(Collection entries)
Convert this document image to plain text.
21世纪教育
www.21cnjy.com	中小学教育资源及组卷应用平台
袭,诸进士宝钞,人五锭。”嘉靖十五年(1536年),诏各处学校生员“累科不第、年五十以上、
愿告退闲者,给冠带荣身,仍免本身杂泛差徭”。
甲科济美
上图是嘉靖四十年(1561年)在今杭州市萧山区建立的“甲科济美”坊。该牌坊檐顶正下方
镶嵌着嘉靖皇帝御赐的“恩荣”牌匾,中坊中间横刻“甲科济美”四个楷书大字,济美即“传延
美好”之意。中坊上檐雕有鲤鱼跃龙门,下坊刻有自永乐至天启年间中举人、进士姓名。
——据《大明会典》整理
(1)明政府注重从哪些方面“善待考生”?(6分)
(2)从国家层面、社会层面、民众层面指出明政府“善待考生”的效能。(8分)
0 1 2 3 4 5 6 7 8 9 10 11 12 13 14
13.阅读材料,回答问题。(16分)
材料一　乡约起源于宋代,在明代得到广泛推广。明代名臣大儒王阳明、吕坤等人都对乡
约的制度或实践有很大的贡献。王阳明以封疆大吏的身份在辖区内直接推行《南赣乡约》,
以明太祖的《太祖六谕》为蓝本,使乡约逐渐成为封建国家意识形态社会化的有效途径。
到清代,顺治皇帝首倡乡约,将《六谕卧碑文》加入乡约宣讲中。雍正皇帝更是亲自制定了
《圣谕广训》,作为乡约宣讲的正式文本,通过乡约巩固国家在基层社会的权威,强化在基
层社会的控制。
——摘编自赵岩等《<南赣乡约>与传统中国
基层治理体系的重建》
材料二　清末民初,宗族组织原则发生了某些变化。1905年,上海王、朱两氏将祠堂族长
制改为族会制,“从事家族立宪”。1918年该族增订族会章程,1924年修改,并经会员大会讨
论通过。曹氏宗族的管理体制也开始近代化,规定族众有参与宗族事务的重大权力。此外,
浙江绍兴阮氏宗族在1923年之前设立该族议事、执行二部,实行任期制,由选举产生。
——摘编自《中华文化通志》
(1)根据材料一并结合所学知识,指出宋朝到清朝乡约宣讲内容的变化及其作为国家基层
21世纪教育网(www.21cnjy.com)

• **WHAT TO DO**: Can you reproduce all the material exactly?

• **RESPONSE FOR THIS EXERCISE**:
Convert this document image to plain text.
21世纪教育
www.21cnjy.com	中小学教育资源及组卷应用平台
袭,诸进士宝钞,人五锭。”嘉靖十五年(1536年),诏各处学校生员“累科不第、年五十以上、
愿告退闲者,给冠带荣身,仍免本身杂泛差徭”。
甲科济美
上图是嘉靖四十年(1561年)在今杭州市萧山区建立的“甲科济美”坊。该牌坊檐顶正下方
镶嵌着嘉靖皇帝御赐的“恩荣”牌匾,中坊中间横刻“甲科济美”四个楷书大字,济美即“传延
美好”之意。中坊上檐雕有鲤鱼跃龙门,下坊刻有自永乐至天启年间中举人、进士姓名。
——据《大明会典》整理
(1)明政府注重从哪些方面“善待考生”?(6分)
(2)从国家层面、社会层面、民众层面指出明政府“善待考生”的效能。(8分)
0 1 2 3 4 5 6 7 8 9 10 11 12 13 14
13.阅读材料,回答问题。(16分)
材料一　乡约起源于宋代,在明代得到广泛推广。明代名臣大儒王阳明、吕坤等人都对乡
约的制度或实践有很大的贡献。王阳明以封疆大吏的身份在辖区内直接推行《南赣乡约》,
以明太祖的《太祖六谕》为蓝本,使乡约逐渐成为封建国家意识形态社会化的有效途径。
到清代,顺治皇帝首倡乡约,将《六谕卧碑文》加入乡约宣讲中。雍正皇帝更是亲自制定了
《圣谕广训》,作为乡约宣讲的正式文本,通过乡约巩固国家在基层社会的权威,强化在基
层社会的控制。
——摘编自赵岩等《<南赣乡约>与传统中国
基层治理体系的重建》
材料二　清末民初,宗族组织原则发生了某些变化。1905年,上海王、朱两氏将祠堂族长
制改为族会制,“从事家族立宪”。1918年该族增订族会章程,1924年修改,并经会员大会讨
论通过。曹氏宗族的管理体制也开始近代化,规定族众有参与宗族事务的重大权力。此外,
浙江绍兴阮氏宗族在1923年之前设立该族议事、执行二部,实行任期制,由选举产生。
——摘编自《中华文化通志》
(1)根据材料一并结合所学知识,指出宋朝到清朝乡约宣讲内容的变化及其作为国家基层
21世纪教育网(www.21cnjy.com)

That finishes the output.